§ **INPUT RECORDS**:
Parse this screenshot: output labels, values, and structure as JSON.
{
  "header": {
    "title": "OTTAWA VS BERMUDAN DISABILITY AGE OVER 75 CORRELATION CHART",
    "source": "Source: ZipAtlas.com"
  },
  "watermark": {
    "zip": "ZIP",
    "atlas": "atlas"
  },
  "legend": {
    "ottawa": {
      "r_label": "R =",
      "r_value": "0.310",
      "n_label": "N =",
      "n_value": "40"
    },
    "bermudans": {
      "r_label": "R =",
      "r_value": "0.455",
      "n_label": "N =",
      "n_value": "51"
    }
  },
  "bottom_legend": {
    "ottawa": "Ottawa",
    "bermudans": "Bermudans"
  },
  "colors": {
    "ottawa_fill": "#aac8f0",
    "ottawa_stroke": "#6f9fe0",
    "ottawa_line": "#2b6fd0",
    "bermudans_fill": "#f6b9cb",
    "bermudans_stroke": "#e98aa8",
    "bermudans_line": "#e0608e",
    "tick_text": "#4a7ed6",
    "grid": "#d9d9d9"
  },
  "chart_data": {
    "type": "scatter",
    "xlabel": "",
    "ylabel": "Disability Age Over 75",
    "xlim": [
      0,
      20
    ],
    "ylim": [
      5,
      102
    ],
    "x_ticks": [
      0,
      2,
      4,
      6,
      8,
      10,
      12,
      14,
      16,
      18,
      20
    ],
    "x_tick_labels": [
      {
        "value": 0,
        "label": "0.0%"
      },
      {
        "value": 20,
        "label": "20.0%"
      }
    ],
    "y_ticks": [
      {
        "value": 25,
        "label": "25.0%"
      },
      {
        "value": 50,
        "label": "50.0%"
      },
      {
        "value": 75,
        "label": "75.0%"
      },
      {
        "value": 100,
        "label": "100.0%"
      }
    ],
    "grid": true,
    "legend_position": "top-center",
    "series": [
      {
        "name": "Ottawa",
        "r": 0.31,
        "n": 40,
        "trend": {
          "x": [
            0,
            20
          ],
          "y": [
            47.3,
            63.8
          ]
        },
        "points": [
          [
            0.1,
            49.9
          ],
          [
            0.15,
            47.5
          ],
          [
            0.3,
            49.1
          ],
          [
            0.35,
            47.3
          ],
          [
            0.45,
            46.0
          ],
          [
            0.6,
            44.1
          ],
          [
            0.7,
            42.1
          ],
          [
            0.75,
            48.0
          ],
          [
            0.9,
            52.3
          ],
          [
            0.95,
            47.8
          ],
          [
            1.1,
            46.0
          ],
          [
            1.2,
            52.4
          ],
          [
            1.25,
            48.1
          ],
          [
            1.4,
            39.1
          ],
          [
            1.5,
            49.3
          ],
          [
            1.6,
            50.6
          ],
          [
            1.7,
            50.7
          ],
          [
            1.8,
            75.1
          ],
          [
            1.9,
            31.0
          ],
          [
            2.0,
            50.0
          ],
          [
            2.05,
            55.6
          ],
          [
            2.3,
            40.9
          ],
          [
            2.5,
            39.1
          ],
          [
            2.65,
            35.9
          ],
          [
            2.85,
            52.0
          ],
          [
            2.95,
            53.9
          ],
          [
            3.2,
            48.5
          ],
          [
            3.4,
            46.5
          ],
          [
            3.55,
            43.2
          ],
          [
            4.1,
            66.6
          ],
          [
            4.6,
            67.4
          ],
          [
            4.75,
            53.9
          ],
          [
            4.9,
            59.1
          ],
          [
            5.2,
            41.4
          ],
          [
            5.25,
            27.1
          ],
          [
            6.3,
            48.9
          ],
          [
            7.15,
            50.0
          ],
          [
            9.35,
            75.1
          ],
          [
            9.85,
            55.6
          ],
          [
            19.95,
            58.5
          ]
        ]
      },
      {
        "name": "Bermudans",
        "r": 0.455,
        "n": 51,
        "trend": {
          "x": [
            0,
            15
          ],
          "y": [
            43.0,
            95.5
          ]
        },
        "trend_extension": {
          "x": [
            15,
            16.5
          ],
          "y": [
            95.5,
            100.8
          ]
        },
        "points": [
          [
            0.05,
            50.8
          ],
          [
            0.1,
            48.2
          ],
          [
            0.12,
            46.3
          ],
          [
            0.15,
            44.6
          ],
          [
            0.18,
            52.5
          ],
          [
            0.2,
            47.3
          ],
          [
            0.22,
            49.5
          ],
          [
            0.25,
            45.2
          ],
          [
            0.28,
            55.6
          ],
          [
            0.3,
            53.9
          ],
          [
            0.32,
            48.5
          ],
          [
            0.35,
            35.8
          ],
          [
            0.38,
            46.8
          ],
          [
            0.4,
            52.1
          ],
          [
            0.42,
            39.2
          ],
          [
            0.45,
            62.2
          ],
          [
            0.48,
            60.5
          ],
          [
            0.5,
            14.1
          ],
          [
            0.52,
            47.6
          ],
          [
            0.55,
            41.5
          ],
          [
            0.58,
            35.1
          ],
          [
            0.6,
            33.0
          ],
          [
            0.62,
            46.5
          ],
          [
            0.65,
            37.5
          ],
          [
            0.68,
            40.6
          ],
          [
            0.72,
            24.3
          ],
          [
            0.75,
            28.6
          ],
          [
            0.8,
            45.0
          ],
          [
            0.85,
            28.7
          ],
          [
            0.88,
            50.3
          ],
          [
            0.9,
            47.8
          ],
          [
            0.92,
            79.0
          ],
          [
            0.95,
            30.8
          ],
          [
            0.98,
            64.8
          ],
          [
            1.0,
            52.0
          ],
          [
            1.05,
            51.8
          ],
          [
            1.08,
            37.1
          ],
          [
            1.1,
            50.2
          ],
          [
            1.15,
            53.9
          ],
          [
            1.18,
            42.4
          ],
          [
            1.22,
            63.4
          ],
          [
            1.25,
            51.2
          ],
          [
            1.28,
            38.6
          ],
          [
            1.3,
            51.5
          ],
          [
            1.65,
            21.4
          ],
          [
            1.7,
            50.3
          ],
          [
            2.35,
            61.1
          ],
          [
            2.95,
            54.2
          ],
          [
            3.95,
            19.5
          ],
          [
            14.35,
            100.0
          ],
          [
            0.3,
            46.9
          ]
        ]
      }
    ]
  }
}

§ **EXERCISE DESCRIPTION**:
Go through the records above and set each one down exactly, please.

§ **OUTPUT FOR THIS TASK**:
Parse this screenshot: output labels, values, and structure as JSON.
{
  "header": {
    "title": "OTTAWA VS BERMUDAN DISABILITY AGE OVER 75 CORRELATION CHART",
    "source": "Source: ZipAtlas.com"
  },
  "watermark": {
    "zip": "ZIP",
    "atlas": "atlas"
  },
  "legend": {
    "ottawa": {
      "r_label": "R =",
      "r_value": "0.310",
      "n_label": "N =",
      "n_value": "40"
    },
    "bermudans": {
      "r_label": "R =",
      "r_value": "0.455",
      "n_label": "N =",
      "n_value": "51"
    }
  },
  "bottom_legend": {
    "ottawa": "Ottawa",
    "bermudans": "Bermudans"
  },
  "colors": {
    "ottawa_fill": "#aac8f0",
    "ottawa_stroke": "#6f9fe0",
    "ottawa_line": "#2b6fd0",
    "bermudans_fill": "#f6b9cb",
    "bermudans_stroke": "#e98aa8",
    "bermudans_line": "#e0608e",
    "tick_text": "#4a7ed6",
    "grid": "#d9d9d9"
  },
  "chart_data": {
    "type": "scatter",
    "xlabel": "",
    "ylabel": "Disability Age Over 75",
    "xlim": [
      0,
      20
    ],
    "ylim": [
      5,
      102
    ],
    "x_ticks": [
      0,
      2,
      4,
      6,
      8,
      10,
      12,
      14,
      16,
      18,
      20
    ],
    "x_tick_labels": [
      {
        "value": 0,
        "label": "0.0%"
      },
      {
        "value": 20,
        "label": "20.0%"
      }
    ],
    "y_ticks": [
      {
        "value": 25,
        "label": "25.0%"
      },
      {
        "value": 50,
        "label": "50.0%"
      },
      {
        "value": 75,
        "label": "75.0%"
      },
      {
        "value": 100,
        "label": "100.0%"
      }
    ],
    "grid": true,
    "legend_position": "top-center",
    "series": [
      {
        "name": "Ottawa",
        "r": 0.31,
        "n": 40,
        "trend": {
          "x": [
            0,
            20
          ],
          "y": [
            47.3,
            63.8
          ]
        },
        "points": [
          [
            0.1,
            49.9
          ],
          [
            0.15,
            47.5
          ],
          [
            0.3,
            49.1
          ],
          [
            0.35,
            47.3
          ],
          [
            0.45,
            46.0
          ],
          [
            0.6,
            44.1
          ],
          [
            0.7,
            42.1
          ],
          [
            0.75,
            48.0
          ],
          [
            0.9,
            52.3
          ],
          [
            0.95,
            47.8
          ],
          [
            1.1,
            46.0
          ],
          [
            1.2,
            52.4
          ],
          [
            1.25,
            48.1
          ],
          [
            1.4,
            39.1
          ],
          [
            1.5,
            49.3
          ],
          [
            1.6,
            50.6
          ],
          [
            1.7,
            50.7
          ],
          [
            1.8,
            75.1
          ],
          [
            1.9,
            31.0
          ],
          [
            2.0,
            50.0
          ],
          [
            2.05,
            55.6
          ],
          [
            2.3,
            40.9
          ],
          [
            2.5,
            39.1
          ],
          [
            2.65,
            35.9
          ],
          [
            2.85,
            52.0
          ],
          [
            2.95,
            53.9
          ],
          [
            3.2,
            48.5
          ],
          [
            3.4,
            46.5
          ],
          [
            3.55,
            43.2
          ],
          [
            4.1,
            66.6
          ],
          [
            4.6,
            67.4
          ],
          [
            4.75,
            53.9
          ],
          [
            4.9,
            59.1
          ],
          [
            5.2,
            41.4
          ],
          [
            5.25,
            27.1
          ],
          [
            6.3,
            48.9
          ],
          [
            7.15,
            50.0
          ],
          [
            9.35,
            75.1
          ],
          [
            9.85,
            55.6
          ],
          [
            19.95,
            58.5
          ]
        ]
      },
      {
        "name": "Bermudans",
        "r": 0.455,
        "n": 51,
        "trend": {
          "x": [
            0,
            15
          ],
          "y": [
            43.0,
            95.5
          ]
        },
        "trend_extension": {
          "x": [
            15,
            16.5
          ],
          "y": [
            95.5,
            100.8
          ]
        },
        "points": [
          [
            0.05,
            50.8
          ],
          [
            0.1,
            48.2
          ],
          [
            0.12,
            46.3
          ],
          [
            0.15,
            44.6
          ],
          [
            0.18,
            52.5
          ],
          [
            0.2,
            47.3
          ],
          [
            0.22,
            49.5
          ],
          [
            0.25,
            45.2
          ],
          [
            0.28,
            55.6
          ],
          [
            0.3,
            53.9
          ],
          [
            0.32,
            48.5
          ],
          [
            0.35,
            35.8
          ],
          [
            0.38,
            46.8
          ],
          [
            0.4,
            52.1
          ],
          [
            0.42,
            39.2
          ],
          [
            0.45,
            62.2
          ],
          [
            0.48,
            60.5
          ],
          [
            0.5,
            14.1
          ],
          [
            0.52,
            47.6
          ],
          [
            0.55,
            41.5
          ],
          [
            0.58,
            35.1
          ],
          [
            0.6,
            33.0
          ],
          [
            0.62,
            46.5
          ],
          [
            0.65,
            37.5
          ],
          [
            0.68,
            40.6
          ],
          [
            0.72,
            24.3
          ],
          [
            0.75,
            28.6
          ],
          [
            0.8,
            45.0
          ],
          [
            0.85,
            28.7
          ],
          [
            0.88,
            50.3
          ],
          [
            0.9,
            47.8
          ],
          [
            0.92,
            79.0
          ],
          [
            0.95,
            30.8
          ],
          [
            0.98,
            64.8
          ],
          [
            1.0,
            52.0
          ],
          [
            1.05,
            51.8
          ],
          [
            1.08,
            37.1
          ],
          [
            1.1,
            50.2
          ],
          [
            1.15,
            53.9
          ],
          [
            1.18,
            42.4
          ],
          [
            1.22,
            63.4
          ],
          [
            1.25,
            51.2
          ],
          [
            1.28,
            38.6
          ],
          [
            1.3,
            51.5
          ],
          [
            1.65,
            21.4
          ],
          [
            1.7,
            50.3
          ],
          [
            2.35,
            61.1
          ],
          [
            2.95,
            54.2
          ],
          [
            3.95,
            19.5
          ],
          [
            14.35,
            100.0
          ],
          [
            0.3,
            46.9
          ]
        ]
      }
    ]
  }
}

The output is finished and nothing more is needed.